[Data entries]

"""

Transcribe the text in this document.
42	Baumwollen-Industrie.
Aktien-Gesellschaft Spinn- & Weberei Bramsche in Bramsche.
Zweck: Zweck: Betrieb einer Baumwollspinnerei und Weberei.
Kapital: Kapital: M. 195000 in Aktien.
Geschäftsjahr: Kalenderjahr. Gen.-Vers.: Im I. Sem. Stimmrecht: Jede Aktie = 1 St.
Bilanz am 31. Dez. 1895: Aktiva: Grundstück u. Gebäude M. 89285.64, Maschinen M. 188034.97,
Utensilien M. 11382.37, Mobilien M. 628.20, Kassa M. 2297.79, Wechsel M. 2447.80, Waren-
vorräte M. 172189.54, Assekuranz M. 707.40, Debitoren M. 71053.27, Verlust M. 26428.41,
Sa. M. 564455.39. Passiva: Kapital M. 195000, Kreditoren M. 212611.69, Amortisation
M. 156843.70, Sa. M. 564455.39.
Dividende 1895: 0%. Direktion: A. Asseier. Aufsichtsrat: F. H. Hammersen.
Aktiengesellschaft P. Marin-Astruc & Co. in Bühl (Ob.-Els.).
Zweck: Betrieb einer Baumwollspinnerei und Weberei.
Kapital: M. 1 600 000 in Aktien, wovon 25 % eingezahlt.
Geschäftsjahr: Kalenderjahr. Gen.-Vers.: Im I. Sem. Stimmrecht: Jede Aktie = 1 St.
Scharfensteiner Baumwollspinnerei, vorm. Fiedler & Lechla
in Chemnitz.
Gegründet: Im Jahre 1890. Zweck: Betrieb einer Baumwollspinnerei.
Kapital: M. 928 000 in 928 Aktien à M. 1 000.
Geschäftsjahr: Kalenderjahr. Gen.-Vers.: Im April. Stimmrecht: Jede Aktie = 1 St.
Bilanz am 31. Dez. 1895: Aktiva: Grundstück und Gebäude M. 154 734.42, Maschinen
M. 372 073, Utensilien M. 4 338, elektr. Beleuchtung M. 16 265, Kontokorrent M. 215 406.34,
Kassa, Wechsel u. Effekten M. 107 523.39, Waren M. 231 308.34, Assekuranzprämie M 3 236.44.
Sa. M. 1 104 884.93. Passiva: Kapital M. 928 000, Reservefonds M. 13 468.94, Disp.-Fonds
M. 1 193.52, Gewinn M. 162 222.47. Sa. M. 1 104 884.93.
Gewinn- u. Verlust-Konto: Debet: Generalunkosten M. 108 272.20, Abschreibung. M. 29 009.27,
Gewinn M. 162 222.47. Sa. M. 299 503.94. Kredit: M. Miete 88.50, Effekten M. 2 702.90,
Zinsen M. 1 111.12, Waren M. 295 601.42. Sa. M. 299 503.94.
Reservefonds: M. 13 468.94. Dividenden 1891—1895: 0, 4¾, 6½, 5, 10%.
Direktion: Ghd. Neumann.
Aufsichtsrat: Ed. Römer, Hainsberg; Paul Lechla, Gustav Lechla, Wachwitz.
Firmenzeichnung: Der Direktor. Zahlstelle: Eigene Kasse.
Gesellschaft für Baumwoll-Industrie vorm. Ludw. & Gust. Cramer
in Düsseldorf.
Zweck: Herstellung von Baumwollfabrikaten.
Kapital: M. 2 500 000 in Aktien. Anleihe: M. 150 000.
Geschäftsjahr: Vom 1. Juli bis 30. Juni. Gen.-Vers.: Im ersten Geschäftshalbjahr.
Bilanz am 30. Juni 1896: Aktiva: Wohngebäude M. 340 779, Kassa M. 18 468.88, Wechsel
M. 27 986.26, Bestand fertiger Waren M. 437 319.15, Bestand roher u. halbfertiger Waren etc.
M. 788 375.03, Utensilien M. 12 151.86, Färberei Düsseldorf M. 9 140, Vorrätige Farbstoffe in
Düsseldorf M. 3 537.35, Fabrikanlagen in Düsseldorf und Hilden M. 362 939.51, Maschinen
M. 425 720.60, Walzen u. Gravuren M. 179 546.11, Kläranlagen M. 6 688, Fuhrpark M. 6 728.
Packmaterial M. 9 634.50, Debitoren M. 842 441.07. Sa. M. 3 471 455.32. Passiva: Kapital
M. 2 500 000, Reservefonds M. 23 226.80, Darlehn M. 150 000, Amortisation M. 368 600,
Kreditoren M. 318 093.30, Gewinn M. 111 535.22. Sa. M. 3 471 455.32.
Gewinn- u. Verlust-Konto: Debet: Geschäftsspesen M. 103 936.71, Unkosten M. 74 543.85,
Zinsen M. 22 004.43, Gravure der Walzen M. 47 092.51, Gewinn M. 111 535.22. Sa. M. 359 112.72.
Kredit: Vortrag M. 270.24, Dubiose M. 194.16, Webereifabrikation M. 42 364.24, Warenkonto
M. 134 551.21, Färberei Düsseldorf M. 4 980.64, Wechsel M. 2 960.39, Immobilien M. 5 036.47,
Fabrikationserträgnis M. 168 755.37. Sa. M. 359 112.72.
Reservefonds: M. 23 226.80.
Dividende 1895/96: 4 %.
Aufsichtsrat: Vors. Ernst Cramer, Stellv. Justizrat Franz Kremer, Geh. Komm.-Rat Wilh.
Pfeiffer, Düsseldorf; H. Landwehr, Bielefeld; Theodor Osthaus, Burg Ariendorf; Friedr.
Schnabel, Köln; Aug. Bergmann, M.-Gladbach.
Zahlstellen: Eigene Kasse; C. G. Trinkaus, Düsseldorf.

"""

Written task: From the listing above, pick out each line where the word "Aktiva" appears.

Solution to this task:
Bilanz am 31. Dez. 1895: Aktiva: Grundstück u. Gebäude M. 89285.64, Maschinen M. 188034.97,
Bilanz am 31. Dez. 1895: Aktiva: Grundstück und Gebäude M. 154 734.42, Maschinen
Bilanz am 30. Juni 1896: Aktiva: Wohngebäude M. 340 779, Kassa M. 18 468.88, Wechsel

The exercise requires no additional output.